Collected data entries.

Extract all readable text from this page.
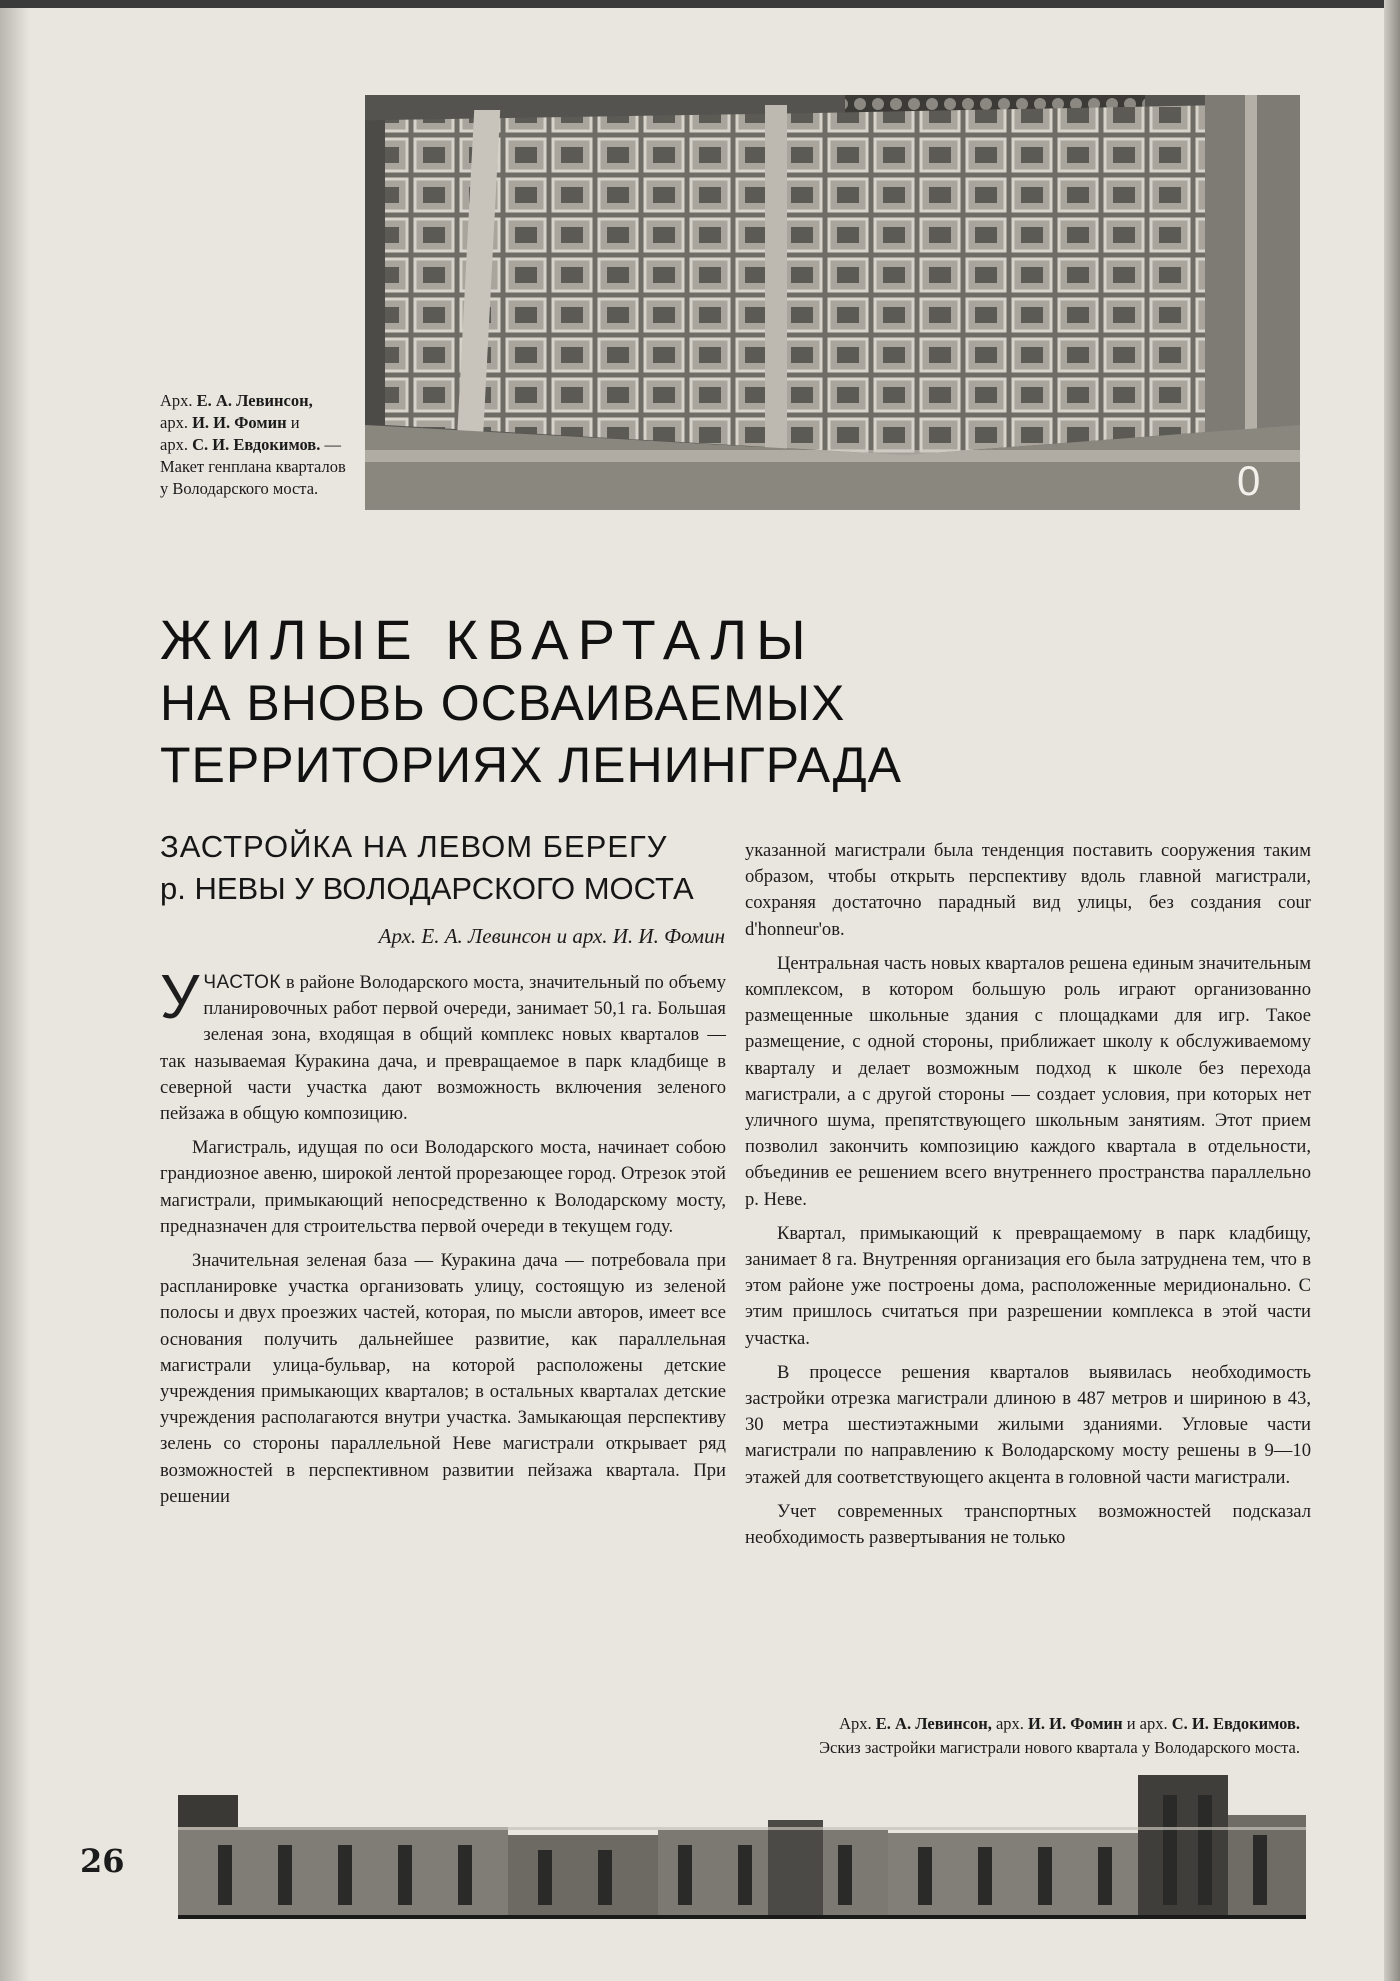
0
Арх. Е. А. Левинсон,
арх. И. И. Фомин и
арх. С. И. Евдокимов. —
Макет генплана кварталов
у Володарского моста.
ЖИЛЫЕ КВАРТАЛЫ
НА ВНОВЬ ОСВАИВАЕМЫХ
ТЕРРИТОРИЯХ ЛЕНИНГРАДА
ЗАСТРОЙКА НА ЛЕВОМ БЕРЕГУ
р. НЕВЫ У ВОЛОДАРСКОГО МОСТА
Арх. Е. А. Левинсон и арх. И. И. Фомин

УЧАСТОК в районе Володарского моста, значительный по объему планировочных работ первой очереди, занимает 50,1 га. Большая зеленая зона, входящая в общий комплекс новых кварталов — так называемая Куракина дача, и превращаемое в парк кладбище в северной части участка дают возможность включения зеленого пейзажа в общую композицию.

Магистраль, идущая по оси Володарского моста, начинает собою грандиозное авеню, широкой лентой прорезающее город. Отрезок этой магистрали, примыкающий непосредственно к Володарскому мосту, предназначен для строительства первой очереди в текущем году.

Значительная зеленая база — Куракина дача — потребовала при распланировке участка организовать улицу, состоящую из зеленой полосы и двух проезжих частей, которая, по мысли авторов, имеет все основания получить дальнейшее развитие, как параллельная магистрали улица-бульвар, на которой расположены детские учреждения примыкающих кварталов; в остальных кварталах детские учреждения располагаются внутри участка. Замыкающая перспективу зелень со стороны параллельной Неве магистрали открывает ряд возможностей в перспективном развитии пейзажа квартала. При решении

указанной магистрали была тенденция поставить сооружения таким образом, чтобы открыть перспективу вдоль главной магистрали, сохраняя достаточно парадный вид улицы, без создания cour d'honneur'ов.

Центральная часть новых кварталов решена единым значительным комплексом, в котором большую роль играют организованно размещенные школьные здания с площадками для игр. Такое размещение, с одной стороны, приближает школу к обслуживаемому кварталу и делает возможным подход к школе без перехода магистрали, а с другой стороны — создает условия, при которых нет уличного шума, препятствующего школьным занятиям. Этот прием позволил закончить композицию каждого квартала в отдельности, объединив ее решением всего внутреннего пространства параллельно р. Неве.

Квартал, примыкающий к превращаемому в парк кладбищу, занимает 8 га. Внутренняя организация его была затруднена тем, что в этом районе уже построены дома, расположенные меридионально. С этим пришлось считаться при разрешении комплекса в этой части участка.

В процессе решения кварталов выявилась необходимость застройки отрезка магистрали длиною в 487 метров и шириною в 43, 30 метра шестиэтажными жилыми зданиями. Угловые части магистрали по направлению к Володарскому мосту решены в 9—10 этажей для соответствующего акцента в головной части магистрали.

Учет современных транспортных возможностей подсказал необходимость развертывания не только

Арх. Е. А. Левинсон, арх. И. И. Фомин и арх. С. И. Евдокимов.
Эскиз застройки магистрали нового квартала у Володарского моста.
26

Given problem.
Skip every picture and transcribe the data above exactly.

Response to this task.
Extract all readable text from this page.
0
Арх. Е. А. Левинсон,
арх. И. И. Фомин и
арх. С. И. Евдокимов. —
Макет генплана кварталов
у Володарского моста.
ЖИЛЫЕ КВАРТАЛЫ
НА ВНОВЬ ОСВАИВАЕМЫХ
ТЕРРИТОРИЯХ ЛЕНИНГРАДА
ЗАСТРОЙКА НА ЛЕВОМ БЕРЕГУ
р. НЕВЫ У ВОЛОДАРСКОГО МОСТА
Арх. Е. А. Левинсон и арх. И. И. Фомин

УЧАСТОК в районе Володарского моста, значительный по объему планировочных работ первой очереди, занимает 50,1 га. Большая зеленая зона, входящая в общий комплекс новых кварталов — так называемая Куракина дача, и превращаемое в парк кладбище в северной части участка дают возможность включения зеленого пейзажа в общую композицию.

Магистраль, идущая по оси Володарского моста, начинает собою грандиозное авеню, широкой лентой прорезающее город. Отрезок этой магистрали, примыкающий непосредственно к Володарскому мосту, предназначен для строительства первой очереди в текущем году.

Значительная зеленая база — Куракина дача — потребовала при распланировке участка организовать улицу, состоящую из зеленой полосы и двух проезжих частей, которая, по мысли авторов, имеет все основания получить дальнейшее развитие, как параллельная магистрали улица-бульвар, на которой расположены детские учреждения примыкающих кварталов; в остальных кварталах детские учреждения располагаются внутри участка. Замыкающая перспективу зелень со стороны параллельной Неве магистрали открывает ряд возможностей в перспективном развитии пейзажа квартала. При решении

указанной магистрали была тенденция поставить сооружения таким образом, чтобы открыть перспективу вдоль главной магистрали, сохраняя достаточно парадный вид улицы, без создания cour d'honneur'ов.

Центральная часть новых кварталов решена единым значительным комплексом, в котором большую роль играют организованно размещенные школьные здания с площадками для игр. Такое размещение, с одной стороны, приближает школу к обслуживаемому кварталу и делает возможным подход к школе без перехода магистрали, а с другой стороны — создает условия, при которых нет уличного шума, препятствующего школьным занятиям. Этот прием позволил закончить композицию каждого квартала в отдельности, объединив ее решением всего внутреннего пространства параллельно р. Неве.

Квартал, примыкающий к превращаемому в парк кладбищу, занимает 8 га. Внутренняя организация его была затруднена тем, что в этом районе уже построены дома, расположенные меридионально. С этим пришлось считаться при разрешении комплекса в этой части участка.

В процессе решения кварталов выявилась необходимость застройки отрезка магистрали длиною в 487 метров и шириною в 43, 30 метра шестиэтажными жилыми зданиями. Угловые части магистрали по направлению к Володарскому мосту решены в 9—10 этажей для соответствующего акцента в головной части магистрали.

Учет современных транспортных возможностей подсказал необходимость развертывания не только

Арх. Е. А. Левинсон, арх. И. И. Фомин и арх. С. И. Евдокимов.
Эскиз застройки магистрали нового квартала у Володарского моста.
26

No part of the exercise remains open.